WRITTEN EXERCISE -> Write out the listing in full, matching it word for word.

Data listing:
▼▼▼
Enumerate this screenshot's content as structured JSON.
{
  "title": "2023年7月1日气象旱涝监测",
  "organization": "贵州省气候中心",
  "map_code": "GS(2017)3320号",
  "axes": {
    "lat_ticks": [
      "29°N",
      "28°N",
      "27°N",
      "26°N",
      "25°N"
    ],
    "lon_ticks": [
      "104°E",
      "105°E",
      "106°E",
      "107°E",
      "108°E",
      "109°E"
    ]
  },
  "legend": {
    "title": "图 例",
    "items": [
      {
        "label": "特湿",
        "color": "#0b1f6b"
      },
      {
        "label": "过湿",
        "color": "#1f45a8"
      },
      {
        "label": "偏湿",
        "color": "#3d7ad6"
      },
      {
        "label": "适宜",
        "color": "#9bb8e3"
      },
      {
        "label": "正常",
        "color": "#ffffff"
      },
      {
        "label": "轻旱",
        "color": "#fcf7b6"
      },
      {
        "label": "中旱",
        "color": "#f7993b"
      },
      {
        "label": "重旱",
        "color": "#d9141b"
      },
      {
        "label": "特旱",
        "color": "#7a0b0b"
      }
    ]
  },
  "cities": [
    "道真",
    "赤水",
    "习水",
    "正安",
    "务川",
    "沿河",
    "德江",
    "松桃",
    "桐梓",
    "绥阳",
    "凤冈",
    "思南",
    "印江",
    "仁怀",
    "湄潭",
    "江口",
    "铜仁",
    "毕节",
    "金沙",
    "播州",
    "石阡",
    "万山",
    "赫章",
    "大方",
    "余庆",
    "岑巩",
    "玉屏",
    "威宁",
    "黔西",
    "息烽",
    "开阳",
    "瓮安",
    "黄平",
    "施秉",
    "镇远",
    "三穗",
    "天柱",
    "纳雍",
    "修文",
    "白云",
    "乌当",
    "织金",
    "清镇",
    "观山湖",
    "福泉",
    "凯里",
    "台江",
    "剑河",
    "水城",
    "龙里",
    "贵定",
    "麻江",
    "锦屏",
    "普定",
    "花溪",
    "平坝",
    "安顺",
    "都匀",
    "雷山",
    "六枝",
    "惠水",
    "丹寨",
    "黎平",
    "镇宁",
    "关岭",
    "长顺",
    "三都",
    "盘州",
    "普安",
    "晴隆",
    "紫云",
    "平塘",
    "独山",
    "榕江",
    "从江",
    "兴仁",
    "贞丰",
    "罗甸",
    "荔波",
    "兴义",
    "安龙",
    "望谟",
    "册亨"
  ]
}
▲▲▲
ANSWER IN FULL ->
Enumerate this screenshot's content as structured JSON.
{
  "title": "2023年7月1日气象旱涝监测",
  "organization": "贵州省气候中心",
  "map_code": "GS(2017)3320号",
  "axes": {
    "lat_ticks": [
      "29°N",
      "28°N",
      "27°N",
      "26°N",
      "25°N"
    ],
    "lon_ticks": [
      "104°E",
      "105°E",
      "106°E",
      "107°E",
      "108°E",
      "109°E"
    ]
  },
  "legend": {
    "title": "图 例",
    "items": [
      {
        "label": "特湿",
        "color": "#0b1f6b"
      },
      {
        "label": "过湿",
        "color": "#1f45a8"
      },
      {
        "label": "偏湿",
        "color": "#3d7ad6"
      },
      {
        "label": "适宜",
        "color": "#9bb8e3"
      },
      {
        "label": "正常",
        "color": "#ffffff"
      },
      {
        "label": "轻旱",
        "color": "#fcf7b6"
      },
      {
        "label": "中旱",
        "color": "#f7993b"
      },
      {
        "label": "重旱",
        "color": "#d9141b"
      },
      {
        "label": "特旱",
        "color": "#7a0b0b"
      }
    ]
  },
  "cities": [
    "道真",
    "赤水",
    "习水",
    "正安",
    "务川",
    "沿河",
    "德江",
    "松桃",
    "桐梓",
    "绥阳",
    "凤冈",
    "思南",
    "印江",
    "仁怀",
    "湄潭",
    "江口",
    "铜仁",
    "毕节",
    "金沙",
    "播州",
    "石阡",
    "万山",
    "赫章",
    "大方",
    "余庆",
    "岑巩",
    "玉屏",
    "威宁",
    "黔西",
    "息烽",
    "开阳",
    "瓮安",
    "黄平",
    "施秉",
    "镇远",
    "三穗",
    "天柱",
    "纳雍",
    "修文",
    "白云",
    "乌当",
    "织金",
    "清镇",
    "观山湖",
    "福泉",
    "凯里",
    "台江",
    "剑河",
    "水城",
    "龙里",
    "贵定",
    "麻江",
    "锦屏",
    "普定",
    "花溪",
    "平坝",
    "安顺",
    "都匀",
    "雷山",
    "六枝",
    "惠水",
    "丹寨",
    "黎平",
    "镇宁",
    "关岭",
    "长顺",
    "三都",
    "盘州",
    "普安",
    "晴隆",
    "紫云",
    "平塘",
    "独山",
    "榕江",
    "从江",
    "兴仁",
    "贞丰",
    "罗甸",
    "荔波",
    "兴义",
    "安龙",
    "望谟",
    "册亨"
  ]
}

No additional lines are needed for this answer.